::: RECORDS SUPPLIED

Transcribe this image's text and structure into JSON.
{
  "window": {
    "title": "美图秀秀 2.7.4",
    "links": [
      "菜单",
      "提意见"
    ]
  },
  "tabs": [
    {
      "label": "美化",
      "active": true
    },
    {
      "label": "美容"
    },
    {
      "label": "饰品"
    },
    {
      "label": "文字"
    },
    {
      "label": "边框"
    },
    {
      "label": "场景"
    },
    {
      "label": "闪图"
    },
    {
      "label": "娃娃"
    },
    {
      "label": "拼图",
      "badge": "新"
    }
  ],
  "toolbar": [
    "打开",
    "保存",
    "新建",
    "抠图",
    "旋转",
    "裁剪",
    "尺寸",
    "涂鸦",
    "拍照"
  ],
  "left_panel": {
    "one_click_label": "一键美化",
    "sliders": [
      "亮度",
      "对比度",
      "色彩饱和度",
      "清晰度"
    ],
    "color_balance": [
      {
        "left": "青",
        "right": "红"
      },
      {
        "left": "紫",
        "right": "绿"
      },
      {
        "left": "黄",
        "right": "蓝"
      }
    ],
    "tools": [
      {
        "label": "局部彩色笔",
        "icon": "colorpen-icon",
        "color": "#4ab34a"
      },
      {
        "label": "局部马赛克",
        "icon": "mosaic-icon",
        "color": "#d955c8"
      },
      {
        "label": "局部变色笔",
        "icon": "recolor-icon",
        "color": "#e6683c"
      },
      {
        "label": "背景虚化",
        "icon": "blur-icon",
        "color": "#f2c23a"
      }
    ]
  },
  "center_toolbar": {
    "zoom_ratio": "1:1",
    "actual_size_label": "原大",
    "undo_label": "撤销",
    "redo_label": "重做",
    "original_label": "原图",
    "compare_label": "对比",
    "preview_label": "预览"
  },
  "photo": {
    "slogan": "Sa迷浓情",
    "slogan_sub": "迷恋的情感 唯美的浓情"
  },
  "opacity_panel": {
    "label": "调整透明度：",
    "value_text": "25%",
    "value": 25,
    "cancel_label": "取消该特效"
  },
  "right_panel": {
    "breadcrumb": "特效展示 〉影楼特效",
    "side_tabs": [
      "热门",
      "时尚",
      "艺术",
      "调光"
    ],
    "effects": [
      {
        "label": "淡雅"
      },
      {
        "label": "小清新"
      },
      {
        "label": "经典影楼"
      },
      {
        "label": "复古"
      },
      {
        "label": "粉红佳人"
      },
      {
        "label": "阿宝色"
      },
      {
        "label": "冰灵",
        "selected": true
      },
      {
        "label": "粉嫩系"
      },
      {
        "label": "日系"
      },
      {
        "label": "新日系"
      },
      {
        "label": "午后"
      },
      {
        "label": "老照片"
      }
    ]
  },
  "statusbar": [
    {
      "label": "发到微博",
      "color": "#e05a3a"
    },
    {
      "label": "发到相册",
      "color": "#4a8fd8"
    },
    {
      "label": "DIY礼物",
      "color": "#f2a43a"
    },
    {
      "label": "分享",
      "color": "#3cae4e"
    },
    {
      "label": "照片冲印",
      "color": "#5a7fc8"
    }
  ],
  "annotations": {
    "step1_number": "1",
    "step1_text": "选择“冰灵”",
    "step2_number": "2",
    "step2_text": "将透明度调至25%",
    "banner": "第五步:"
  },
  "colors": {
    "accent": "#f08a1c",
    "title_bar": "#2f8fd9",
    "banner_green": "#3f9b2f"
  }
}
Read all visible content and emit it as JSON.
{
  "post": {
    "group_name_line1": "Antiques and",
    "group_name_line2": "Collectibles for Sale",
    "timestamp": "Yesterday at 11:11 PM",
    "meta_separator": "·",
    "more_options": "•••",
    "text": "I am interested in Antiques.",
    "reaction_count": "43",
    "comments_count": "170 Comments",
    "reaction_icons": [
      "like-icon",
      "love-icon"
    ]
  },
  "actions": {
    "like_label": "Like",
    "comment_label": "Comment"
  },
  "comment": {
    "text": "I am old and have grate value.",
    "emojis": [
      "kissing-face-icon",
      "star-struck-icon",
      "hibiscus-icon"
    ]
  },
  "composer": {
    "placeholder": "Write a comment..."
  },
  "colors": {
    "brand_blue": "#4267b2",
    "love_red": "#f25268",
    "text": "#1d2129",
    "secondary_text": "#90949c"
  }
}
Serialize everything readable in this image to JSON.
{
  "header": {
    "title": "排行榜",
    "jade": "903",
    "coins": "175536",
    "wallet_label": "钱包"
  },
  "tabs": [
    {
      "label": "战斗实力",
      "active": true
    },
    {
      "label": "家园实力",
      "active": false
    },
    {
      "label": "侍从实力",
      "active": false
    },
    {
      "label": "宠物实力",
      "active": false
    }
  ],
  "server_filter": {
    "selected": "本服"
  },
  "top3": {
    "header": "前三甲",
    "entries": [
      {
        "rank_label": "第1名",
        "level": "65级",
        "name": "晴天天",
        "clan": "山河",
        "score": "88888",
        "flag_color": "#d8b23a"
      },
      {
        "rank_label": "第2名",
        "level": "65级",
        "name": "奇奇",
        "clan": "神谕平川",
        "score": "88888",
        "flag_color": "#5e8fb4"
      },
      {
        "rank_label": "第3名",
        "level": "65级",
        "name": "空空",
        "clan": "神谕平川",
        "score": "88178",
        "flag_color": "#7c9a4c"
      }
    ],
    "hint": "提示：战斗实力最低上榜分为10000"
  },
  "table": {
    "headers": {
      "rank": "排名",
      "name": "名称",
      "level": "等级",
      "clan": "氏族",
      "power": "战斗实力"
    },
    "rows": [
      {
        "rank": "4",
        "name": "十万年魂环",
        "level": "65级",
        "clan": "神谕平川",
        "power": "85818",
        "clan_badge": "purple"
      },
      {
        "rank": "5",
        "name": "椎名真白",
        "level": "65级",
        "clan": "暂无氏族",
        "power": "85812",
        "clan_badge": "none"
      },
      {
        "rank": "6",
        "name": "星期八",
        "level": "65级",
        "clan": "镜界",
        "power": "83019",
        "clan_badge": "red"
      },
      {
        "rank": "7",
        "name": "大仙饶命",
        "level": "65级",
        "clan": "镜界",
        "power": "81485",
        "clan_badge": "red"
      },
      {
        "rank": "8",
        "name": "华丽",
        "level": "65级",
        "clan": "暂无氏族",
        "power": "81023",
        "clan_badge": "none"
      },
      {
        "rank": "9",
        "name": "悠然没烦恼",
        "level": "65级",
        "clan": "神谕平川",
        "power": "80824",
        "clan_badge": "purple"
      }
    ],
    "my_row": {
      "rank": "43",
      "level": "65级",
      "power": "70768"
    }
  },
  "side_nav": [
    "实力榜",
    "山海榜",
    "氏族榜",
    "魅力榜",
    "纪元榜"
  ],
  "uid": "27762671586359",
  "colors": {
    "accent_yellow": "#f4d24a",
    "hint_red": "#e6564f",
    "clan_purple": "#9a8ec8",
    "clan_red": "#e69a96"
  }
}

::::::

The records above should be duplicated in full, exactly as given.

EXERCISE ANSWER:
Transcribe this image's text and structure into JSON.
{
  "window": {
    "title": "美图秀秀 2.7.4",
    "links": [
      "菜单",
      "提意见"
    ]
  },
  "tabs": [
    {
      "label": "美化",
      "active": true
    },
    {
      "label": "美容"
    },
    {
      "label": "饰品"
    },
    {
      "label": "文字"
    },
    {
      "label": "边框"
    },
    {
      "label": "场景"
    },
    {
      "label": "闪图"
    },
    {
      "label": "娃娃"
    },
    {
      "label": "拼图",
      "badge": "新"
    }
  ],
  "toolbar": [
    "打开",
    "保存",
    "新建",
    "抠图",
    "旋转",
    "裁剪",
    "尺寸",
    "涂鸦",
    "拍照"
  ],
  "left_panel": {
    "one_click_label": "一键美化",
    "sliders": [
      "亮度",
      "对比度",
      "色彩饱和度",
      "清晰度"
    ],
    "color_balance": [
      {
        "left": "青",
        "right": "红"
      },
      {
        "left": "紫",
        "right": "绿"
      },
      {
        "left": "黄",
        "right": "蓝"
      }
    ],
    "tools": [
      {
        "label": "局部彩色笔",
        "icon": "colorpen-icon",
        "color": "#4ab34a"
      },
      {
        "label": "局部马赛克",
        "icon": "mosaic-icon",
        "color": "#d955c8"
      },
      {
        "label": "局部变色笔",
        "icon": "recolor-icon",
        "color": "#e6683c"
      },
      {
        "label": "背景虚化",
        "icon": "blur-icon",
        "color": "#f2c23a"
      }
    ]
  },
  "center_toolbar": {
    "zoom_ratio": "1:1",
    "actual_size_label": "原大",
    "undo_label": "撤销",
    "redo_label": "重做",
    "original_label": "原图",
    "compare_label": "对比",
    "preview_label": "预览"
  },
  "photo": {
    "slogan": "Sa迷浓情",
    "slogan_sub": "迷恋的情感 唯美的浓情"
  },
  "opacity_panel": {
    "label": "调整透明度：",
    "value_text": "25%",
    "value": 25,
    "cancel_label": "取消该特效"
  },
  "right_panel": {
    "breadcrumb": "特效展示 〉影楼特效",
    "side_tabs": [
      "热门",
      "时尚",
      "艺术",
      "调光"
    ],
    "effects": [
      {
        "label": "淡雅"
      },
      {
        "label": "小清新"
      },
      {
        "label": "经典影楼"
      },
      {
        "label": "复古"
      },
      {
        "label": "粉红佳人"
      },
      {
        "label": "阿宝色"
      },
      {
        "label": "冰灵",
        "selected": true
      },
      {
        "label": "粉嫩系"
      },
      {
        "label": "日系"
      },
      {
        "label": "新日系"
      },
      {
        "label": "午后"
      },
      {
        "label": "老照片"
      }
    ]
  },
  "statusbar": [
    {
      "label": "发到微博",
      "color": "#e05a3a"
    },
    {
      "label": "发到相册",
      "color": "#4a8fd8"
    },
    {
      "label": "DIY礼物",
      "color": "#f2a43a"
    },
    {
      "label": "分享",
      "color": "#3cae4e"
    },
    {
      "label": "照片冲印",
      "color": "#5a7fc8"
    }
  ],
  "annotations": {
    "step1_number": "1",
    "step1_text": "选择“冰灵”",
    "step2_number": "2",
    "step2_text": "将透明度调至25%",
    "banner": "第五步:"
  },
  "colors": {
    "accent": "#f08a1c",
    "title_bar": "#2f8fd9",
    "banner_green": "#3f9b2f"
  }
}
Read all visible content and emit it as JSON.
{
  "post": {
    "group_name_line1": "Antiques and",
    "group_name_line2": "Collectibles for Sale",
    "timestamp": "Yesterday at 11:11 PM",
    "meta_separator": "·",
    "more_options": "•••",
    "text": "I am interested in Antiques.",
    "reaction_count": "43",
    "comments_count": "170 Comments",
    "reaction_icons": [
      "like-icon",
      "love-icon"
    ]
  },
  "actions": {
    "like_label": "Like",
    "comment_label": "Comment"
  },
  "comment": {
    "text": "I am old and have grate value.",
    "emojis": [
      "kissing-face-icon",
      "star-struck-icon",
      "hibiscus-icon"
    ]
  },
  "composer": {
    "placeholder": "Write a comment..."
  },
  "colors": {
    "brand_blue": "#4267b2",
    "love_red": "#f25268",
    "text": "#1d2129",
    "secondary_text": "#90949c"
  }
}
Serialize everything readable in this image to JSON.
{
  "header": {
    "title": "排行榜",
    "jade": "903",
    "coins": "175536",
    "wallet_label": "钱包"
  },
  "tabs": [
    {
      "label": "战斗实力",
      "active": true
    },
    {
      "label": "家园实力",
      "active": false
    },
    {
      "label": "侍从实力",
      "active": false
    },
    {
      "label": "宠物实力",
      "active": false
    }
  ],
  "server_filter": {
    "selected": "本服"
  },
  "top3": {
    "header": "前三甲",
    "entries": [
      {
        "rank_label": "第1名",
        "level": "65级",
        "name": "晴天天",
        "clan": "山河",
        "score": "88888",
        "flag_color": "#d8b23a"
      },
      {
        "rank_label": "第2名",
        "level": "65级",
        "name": "奇奇",
        "clan": "神谕平川",
        "score": "88888",
        "flag_color": "#5e8fb4"
      },
      {
        "rank_label": "第3名",
        "level": "65级",
        "name": "空空",
        "clan": "神谕平川",
        "score": "88178",
        "flag_color": "#7c9a4c"
      }
    ],
    "hint": "提示：战斗实力最低上榜分为10000"
  },
  "table": {
    "headers": {
      "rank": "排名",
      "name": "名称",
      "level": "等级",
      "clan": "氏族",
      "power": "战斗实力"
    },
    "rows": [
      {
        "rank": "4",
        "name": "十万年魂环",
        "level": "65级",
        "clan": "神谕平川",
        "power": "85818",
        "clan_badge": "purple"
      },
      {
        "rank": "5",
        "name": "椎名真白",
        "level": "65级",
        "clan": "暂无氏族",
        "power": "85812",
        "clan_badge": "none"
      },
      {
        "rank": "6",
        "name": "星期八",
        "level": "65级",
        "clan": "镜界",
        "power": "83019",
        "clan_badge": "red"
      },
      {
        "rank": "7",
        "name": "大仙饶命",
        "level": "65级",
        "clan": "镜界",
        "power": "81485",
        "clan_badge": "red"
      },
      {
        "rank": "8",
        "name": "华丽",
        "level": "65级",
        "clan": "暂无氏族",
        "power": "81023",
        "clan_badge": "none"
      },
      {
        "rank": "9",
        "name": "悠然没烦恼",
        "level": "65级",
        "clan": "神谕平川",
        "power": "80824",
        "clan_badge": "purple"
      }
    ],
    "my_row": {
      "rank": "43",
      "level": "65级",
      "power": "70768"
    }
  },
  "side_nav": [
    "实力榜",
    "山海榜",
    "氏族榜",
    "魅力榜",
    "纪元榜"
  ],
  "uid": "27762671586359",
  "colors": {
    "accent_yellow": "#f4d24a",
    "hint_red": "#e6564f",
    "clan_purple": "#9a8ec8",
    "clan_red": "#e69a96"
  }
}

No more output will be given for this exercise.